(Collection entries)
..............................
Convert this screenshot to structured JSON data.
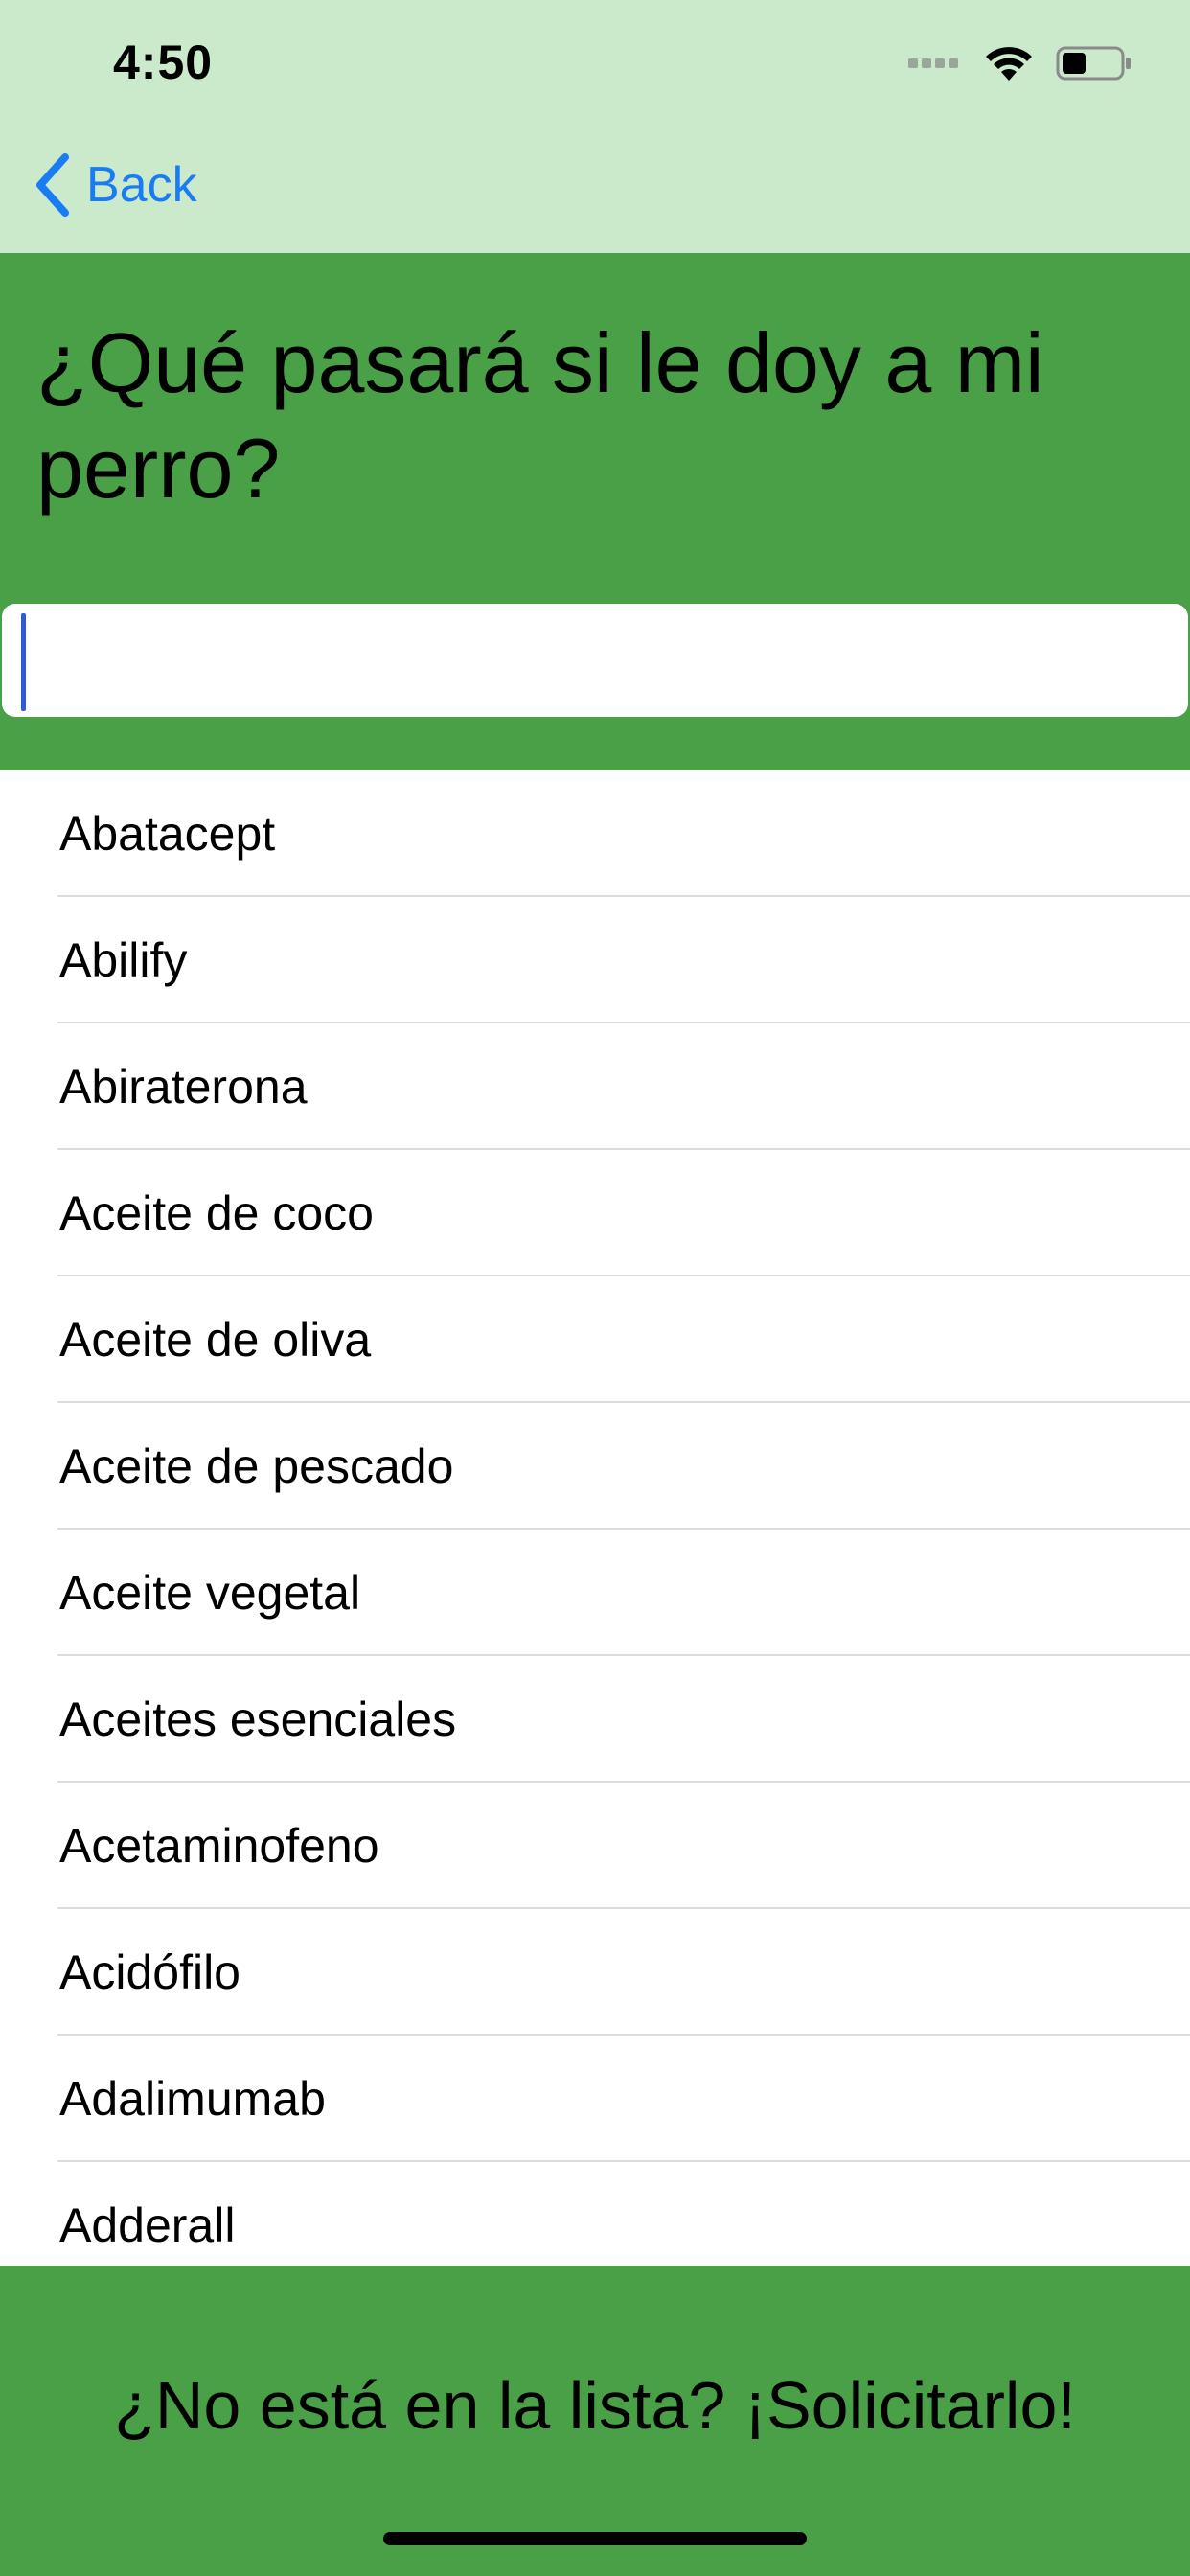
{
  "status_bar": {
    "time": "4:50",
    "icons": [
      "signal-icon",
      "wifi-icon",
      "battery-icon"
    ]
  },
  "nav": {
    "back_label": "Back"
  },
  "header": {
    "title": "¿Qué pasará si le doy a mi perro?",
    "search": {
      "value": "",
      "placeholder": ""
    }
  },
  "list": {
    "items": [
      "Abatacept",
      "Abilify",
      "Abiraterona",
      "Aceite de coco",
      "Aceite de oliva",
      "Aceite de pescado",
      "Aceite vegetal",
      "Aceites esenciales",
      "Acetaminofeno",
      "Acidófilo",
      "Adalimumab",
      "Adderall"
    ]
  },
  "footer": {
    "request_label": "¿No está en la lista? ¡Solicitarlo!"
  },
  "colors": {
    "nav_bg": "#cbeacb",
    "header_bg": "#4aa047",
    "accent": "#1a7cf3",
    "cursor": "#2f5bd3"
  }
}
..............................
> **WHAT YOU WILL DO**:
Write out every record above exactly as it stands, but leave out the pictures.

> **COMPLETED TASK**:
Convert this screenshot to structured JSON data.
{
  "status_bar": {
    "time": "4:50",
    "icons": [
      "signal-icon",
      "wifi-icon",
      "battery-icon"
    ]
  },
  "nav": {
    "back_label": "Back"
  },
  "header": {
    "title": "¿Qué pasará si le doy a mi perro?",
    "search": {
      "value": "",
      "placeholder": ""
    }
  },
  "list": {
    "items": [
      "Abatacept",
      "Abilify",
      "Abiraterona",
      "Aceite de coco",
      "Aceite de oliva",
      "Aceite de pescado",
      "Aceite vegetal",
      "Aceites esenciales",
      "Acetaminofeno",
      "Acidófilo",
      "Adalimumab",
      "Adderall"
    ]
  },
  "footer": {
    "request_label": "¿No está en la lista? ¡Solicitarlo!"
  },
  "colors": {
    "nav_bg": "#cbeacb",
    "header_bg": "#4aa047",
    "accent": "#1a7cf3",
    "cursor": "#2f5bd3"
  }
}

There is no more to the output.